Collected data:

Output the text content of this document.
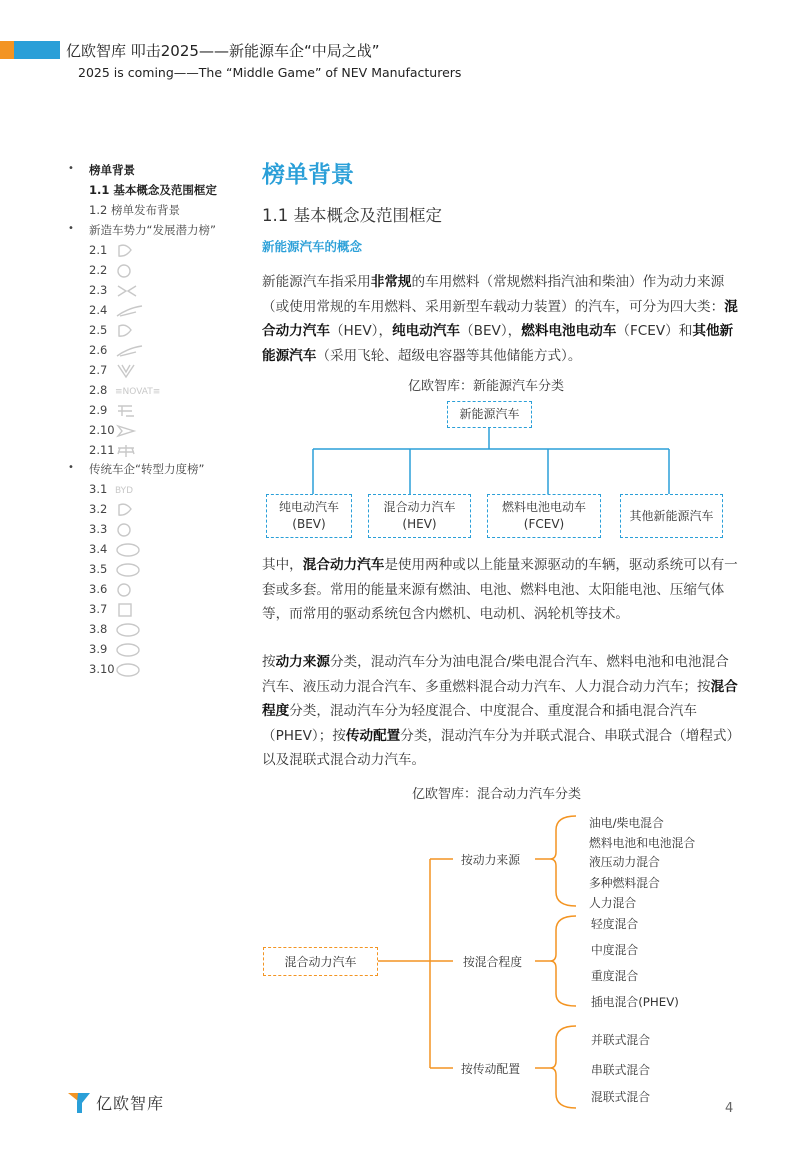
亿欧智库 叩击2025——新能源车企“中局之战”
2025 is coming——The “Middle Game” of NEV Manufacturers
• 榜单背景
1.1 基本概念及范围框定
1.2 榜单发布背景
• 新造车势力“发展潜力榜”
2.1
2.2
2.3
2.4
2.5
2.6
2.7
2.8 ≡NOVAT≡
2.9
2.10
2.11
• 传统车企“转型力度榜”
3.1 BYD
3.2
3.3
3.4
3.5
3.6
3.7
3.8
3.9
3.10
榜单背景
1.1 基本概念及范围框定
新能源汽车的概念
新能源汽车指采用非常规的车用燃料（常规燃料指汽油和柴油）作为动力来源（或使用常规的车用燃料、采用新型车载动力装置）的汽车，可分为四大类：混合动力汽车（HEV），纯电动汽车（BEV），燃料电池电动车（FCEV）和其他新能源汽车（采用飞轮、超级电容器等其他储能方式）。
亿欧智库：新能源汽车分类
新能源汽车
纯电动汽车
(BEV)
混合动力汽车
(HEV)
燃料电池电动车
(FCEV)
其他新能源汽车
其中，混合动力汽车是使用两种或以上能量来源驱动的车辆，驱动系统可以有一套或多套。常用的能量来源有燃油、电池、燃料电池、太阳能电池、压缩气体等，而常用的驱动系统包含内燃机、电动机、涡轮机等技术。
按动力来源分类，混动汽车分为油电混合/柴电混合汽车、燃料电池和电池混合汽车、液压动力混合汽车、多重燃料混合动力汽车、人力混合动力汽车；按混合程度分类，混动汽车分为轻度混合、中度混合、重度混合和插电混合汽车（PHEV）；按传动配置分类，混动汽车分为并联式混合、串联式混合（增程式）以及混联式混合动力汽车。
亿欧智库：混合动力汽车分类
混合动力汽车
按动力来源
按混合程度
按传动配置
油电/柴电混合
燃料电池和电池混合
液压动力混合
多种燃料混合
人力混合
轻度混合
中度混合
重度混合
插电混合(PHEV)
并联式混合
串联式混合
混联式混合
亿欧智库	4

Description of the task: Copy out all of the data word for word. Do not carry over any picture.

Exercise response:
Output the text content of this document.
亿欧智库 叩击2025——新能源车企“中局之战”
2025 is coming——The “Middle Game” of NEV Manufacturers
• 榜单背景
1.1 基本概念及范围框定
1.2 榜单发布背景
• 新造车势力“发展潜力榜”
2.1
2.2
2.3
2.4
2.5
2.6
2.7
2.8 ≡NOVAT≡
2.9
2.10
2.11
• 传统车企“转型力度榜”
3.1 BYD
3.2
3.3
3.4
3.5
3.6
3.7
3.8
3.9
3.10
榜单背景
1.1 基本概念及范围框定
新能源汽车的概念
新能源汽车指采用非常规的车用燃料（常规燃料指汽油和柴油）作为动力来源（或使用常规的车用燃料、采用新型车载动力装置）的汽车，可分为四大类：混合动力汽车（HEV），纯电动汽车（BEV），燃料电池电动车（FCEV）和其他新能源汽车（采用飞轮、超级电容器等其他储能方式）。
亿欧智库：新能源汽车分类
新能源汽车
纯电动汽车
(BEV)
混合动力汽车
(HEV)
燃料电池电动车
(FCEV)
其他新能源汽车
其中，混合动力汽车是使用两种或以上能量来源驱动的车辆，驱动系统可以有一套或多套。常用的能量来源有燃油、电池、燃料电池、太阳能电池、压缩气体等，而常用的驱动系统包含内燃机、电动机、涡轮机等技术。
按动力来源分类，混动汽车分为油电混合/柴电混合汽车、燃料电池和电池混合汽车、液压动力混合汽车、多重燃料混合动力汽车、人力混合动力汽车；按混合程度分类，混动汽车分为轻度混合、中度混合、重度混合和插电混合汽车（PHEV）；按传动配置分类，混动汽车分为并联式混合、串联式混合（增程式）以及混联式混合动力汽车。
亿欧智库：混合动力汽车分类
混合动力汽车
按动力来源
按混合程度
按传动配置
油电/柴电混合
燃料电池和电池混合
液压动力混合
多种燃料混合
人力混合
轻度混合
中度混合
重度混合
插电混合(PHEV)
并联式混合
串联式混合
混联式混合
亿欧智库	4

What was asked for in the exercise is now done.